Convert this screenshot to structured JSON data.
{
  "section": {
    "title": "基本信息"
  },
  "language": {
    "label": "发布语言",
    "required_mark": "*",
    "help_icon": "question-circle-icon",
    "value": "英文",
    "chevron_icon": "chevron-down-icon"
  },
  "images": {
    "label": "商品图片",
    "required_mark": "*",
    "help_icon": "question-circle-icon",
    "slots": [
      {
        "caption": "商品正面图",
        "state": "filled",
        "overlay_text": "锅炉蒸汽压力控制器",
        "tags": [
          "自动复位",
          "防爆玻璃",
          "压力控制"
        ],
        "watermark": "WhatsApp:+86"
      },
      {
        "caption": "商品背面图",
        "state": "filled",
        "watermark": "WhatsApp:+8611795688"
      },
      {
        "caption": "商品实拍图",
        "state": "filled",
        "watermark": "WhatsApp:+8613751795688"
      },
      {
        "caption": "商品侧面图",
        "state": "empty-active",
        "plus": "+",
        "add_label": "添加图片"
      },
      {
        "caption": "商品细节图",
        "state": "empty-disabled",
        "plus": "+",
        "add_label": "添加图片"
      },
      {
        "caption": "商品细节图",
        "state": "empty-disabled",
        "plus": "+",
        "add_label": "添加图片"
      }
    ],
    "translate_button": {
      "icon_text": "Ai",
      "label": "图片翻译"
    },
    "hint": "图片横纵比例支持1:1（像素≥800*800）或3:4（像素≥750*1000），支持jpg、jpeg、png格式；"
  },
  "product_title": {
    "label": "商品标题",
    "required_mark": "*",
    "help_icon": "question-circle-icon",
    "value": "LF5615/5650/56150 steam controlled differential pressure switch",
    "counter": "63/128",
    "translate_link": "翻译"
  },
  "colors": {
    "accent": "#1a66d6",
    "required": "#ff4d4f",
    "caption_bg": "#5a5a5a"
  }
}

────────

Set task -> Please repeat all the records above exactly as they appear.

Solution for this problem ->
Convert this screenshot to structured JSON data.
{
  "section": {
    "title": "基本信息"
  },
  "language": {
    "label": "发布语言",
    "required_mark": "*",
    "help_icon": "question-circle-icon",
    "value": "英文",
    "chevron_icon": "chevron-down-icon"
  },
  "images": {
    "label": "商品图片",
    "required_mark": "*",
    "help_icon": "question-circle-icon",
    "slots": [
      {
        "caption": "商品正面图",
        "state": "filled",
        "overlay_text": "锅炉蒸汽压力控制器",
        "tags": [
          "自动复位",
          "防爆玻璃",
          "压力控制"
        ],
        "watermark": "WhatsApp:+86"
      },
      {
        "caption": "商品背面图",
        "state": "filled",
        "watermark": "WhatsApp:+8611795688"
      },
      {
        "caption": "商品实拍图",
        "state": "filled",
        "watermark": "WhatsApp:+8613751795688"
      },
      {
        "caption": "商品侧面图",
        "state": "empty-active",
        "plus": "+",
        "add_label": "添加图片"
      },
      {
        "caption": "商品细节图",
        "state": "empty-disabled",
        "plus": "+",
        "add_label": "添加图片"
      },
      {
        "caption": "商品细节图",
        "state": "empty-disabled",
        "plus": "+",
        "add_label": "添加图片"
      }
    ],
    "translate_button": {
      "icon_text": "Ai",
      "label": "图片翻译"
    },
    "hint": "图片横纵比例支持1:1（像素≥800*800）或3:4（像素≥750*1000），支持jpg、jpeg、png格式；"
  },
  "product_title": {
    "label": "商品标题",
    "required_mark": "*",
    "help_icon": "question-circle-icon",
    "value": "LF5615/5650/56150 steam controlled differential pressure switch",
    "counter": "63/128",
    "translate_link": "翻译"
  },
  "colors": {
    "accent": "#1a66d6",
    "required": "#ff4d4f",
    "caption_bg": "#5a5a5a"
  }
}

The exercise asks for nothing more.